=== DATASET RECORDS ===
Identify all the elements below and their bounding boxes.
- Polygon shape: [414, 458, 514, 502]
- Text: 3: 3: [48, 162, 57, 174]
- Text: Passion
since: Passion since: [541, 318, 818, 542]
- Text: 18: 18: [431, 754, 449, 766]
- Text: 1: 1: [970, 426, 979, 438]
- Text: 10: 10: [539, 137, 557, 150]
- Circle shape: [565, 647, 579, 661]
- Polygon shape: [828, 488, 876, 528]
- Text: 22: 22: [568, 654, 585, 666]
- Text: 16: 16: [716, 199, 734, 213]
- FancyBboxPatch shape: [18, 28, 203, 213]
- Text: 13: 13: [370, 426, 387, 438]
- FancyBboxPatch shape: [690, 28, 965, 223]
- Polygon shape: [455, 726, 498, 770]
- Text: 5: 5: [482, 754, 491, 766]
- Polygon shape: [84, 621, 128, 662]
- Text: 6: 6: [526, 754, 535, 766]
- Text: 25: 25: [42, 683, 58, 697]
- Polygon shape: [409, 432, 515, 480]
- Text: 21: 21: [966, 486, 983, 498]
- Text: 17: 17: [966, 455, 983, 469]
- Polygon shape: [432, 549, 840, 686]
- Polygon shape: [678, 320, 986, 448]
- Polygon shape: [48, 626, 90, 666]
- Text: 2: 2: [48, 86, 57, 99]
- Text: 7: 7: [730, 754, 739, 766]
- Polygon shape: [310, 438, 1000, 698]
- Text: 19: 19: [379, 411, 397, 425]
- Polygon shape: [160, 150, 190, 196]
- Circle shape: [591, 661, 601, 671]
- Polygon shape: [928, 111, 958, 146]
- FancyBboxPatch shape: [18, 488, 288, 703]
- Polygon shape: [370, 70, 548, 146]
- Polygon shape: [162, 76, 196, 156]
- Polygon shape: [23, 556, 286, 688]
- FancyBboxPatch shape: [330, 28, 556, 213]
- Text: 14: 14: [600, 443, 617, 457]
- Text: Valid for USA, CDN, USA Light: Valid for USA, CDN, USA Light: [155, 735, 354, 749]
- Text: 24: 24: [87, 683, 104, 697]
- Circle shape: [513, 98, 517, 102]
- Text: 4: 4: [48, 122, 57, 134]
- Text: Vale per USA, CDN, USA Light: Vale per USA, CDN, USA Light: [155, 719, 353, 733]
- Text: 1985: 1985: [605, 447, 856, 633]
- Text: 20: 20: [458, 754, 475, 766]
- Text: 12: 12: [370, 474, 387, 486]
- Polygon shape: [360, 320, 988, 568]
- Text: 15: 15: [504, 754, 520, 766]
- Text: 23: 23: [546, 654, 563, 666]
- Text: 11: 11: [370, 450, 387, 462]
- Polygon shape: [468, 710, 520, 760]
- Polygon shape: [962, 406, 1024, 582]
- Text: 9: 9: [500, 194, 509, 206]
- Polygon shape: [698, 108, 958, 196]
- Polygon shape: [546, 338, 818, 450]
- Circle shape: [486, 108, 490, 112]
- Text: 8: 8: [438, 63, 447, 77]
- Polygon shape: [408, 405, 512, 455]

=== SET PROBLEM ===
Convert the listing above into a Markdown table with the columns Row and Line, with one numbered row for each line and blank lines omitted.

=== FULL RESPONSE ===
| Row | Line |
|---|---|
| 1 | Identify all the elements below and their bounding boxes. |
| 2 | - Polygon shape: [414, 458, 514, 502] |
| 3 | - Text: 3: 3: [48, 162, 57, 174] |
| 4 | - Text: Passion |
| 5 | since: Passion since: [541, 318, 818, 542] |
| 6 | - Text: 18: 18: [431, 754, 449, 766] |
| 7 | - Text: 1: 1: [970, 426, 979, 438] |
| 8 | - Text: 10: 10: [539, 137, 557, 150] |
| 9 | - Circle shape: [565, 647, 579, 661] |
| 10 | - Polygon shape: [828, 488, 876, 528] |
| 11 | - Text: 22: 22: [568, 654, 585, 666] |
| 12 | - Text: 16: 16: [716, 199, 734, 213] |
| 13 | - FancyBboxPatch shape: [18, 28, 203, 213] |
| 14 | - Text: 13: 13: [370, 426, 387, 438] |
| 15 | - FancyBboxPatch shape: [690, 28, 965, 223] |
| 16 | - Polygon shape: [455, 726, 498, 770] |
| 17 | - Text: 5: 5: [482, 754, 491, 766] |
| 18 | - Polygon shape: [84, 621, 128, 662] |
| 19 | - Text: 6: 6: [526, 754, 535, 766] |
| 20 | - Text: 25: 25: [42, 683, 58, 697] |
| 21 | - Polygon shape: [409, 432, 515, 480] |
| 22 | - Text: 21: 21: [966, 486, 983, 498] |
| 23 | - Text: 17: 17: [966, 455, 983, 469] |
| 24 | - Polygon shape: [432, 549, 840, 686] |
| 25 | - Polygon shape: [678, 320, 986, 448] |
| 26 | - Polygon shape: [48, 626, 90, 666] |
| 27 | - Text: 2: 2: [48, 86, 57, 99] |
| 28 | - Text: 7: 7: [730, 754, 739, 766] |
| 29 | - Polygon shape: [310, 438, 1000, 698] |
| 30 | - Text: 19: 19: [379, 411, 397, 425] |
| 31 | - Polygon shape: [160, 150, 190, 196] |
| 32 | - Circle shape: [591, 661, 601, 671] |
| 33 | - Polygon shape: [928, 111, 958, 146] |
| 34 | - FancyBboxPatch shape: [18, 488, 288, 703] |
| 35 | - Polygon shape: [370, 70, 548, 146] |
| 36 | - Polygon shape: [162, 76, 196, 156] |
| 37 | - Polygon shape: [23, 556, 286, 688] |
| 38 | - FancyBboxPatch shape: [330, 28, 556, 213] |
| 39 | - Text: 14: 14: [600, 443, 617, 457] |
| 40 | - Text: Valid for USA, CDN, USA Light: Valid for USA, CDN, USA Light: [155, 735, 354, 749] |
| 41 | - Text: 24: 24: [87, 683, 104, 697] |
| 42 | - Circle shape: [513, 98, 517, 102] |
| 43 | - Text: 4: 4: [48, 122, 57, 134] |
| 44 | - Text: Vale per USA, CDN, USA Light: Vale per USA, CDN, USA Light: [155, 719, 353, 733] |
| 45 | - Text: 1985: 1985: [605, 447, 856, 633] |
| 46 | - Text: 20: 20: [458, 754, 475, 766] |
| 47 | - Text: 12: 12: [370, 474, 387, 486] |
| 48 | - Polygon shape: [360, 320, 988, 568] |
| 49 | - Text: 15: 15: [504, 754, 520, 766] |
| 50 | - Text: 23: 23: [546, 654, 563, 666] |
| 51 | - Text: 11: 11: [370, 450, 387, 462] |
| 52 | - Polygon shape: [468, 710, 520, 760] |
| 53 | - Polygon shape: [962, 406, 1024, 582] |
| 54 | - Text: 9: 9: [500, 194, 509, 206] |
| 55 | - Polygon shape: [698, 108, 958, 196] |
| 56 | - Polygon shape: [546, 338, 818, 450] |
| 57 | - Circle shape: [486, 108, 490, 112] |
| 58 | - Text: 8: 8: [438, 63, 447, 77] |
| 59 | - Polygon shape: [408, 405, 512, 455] |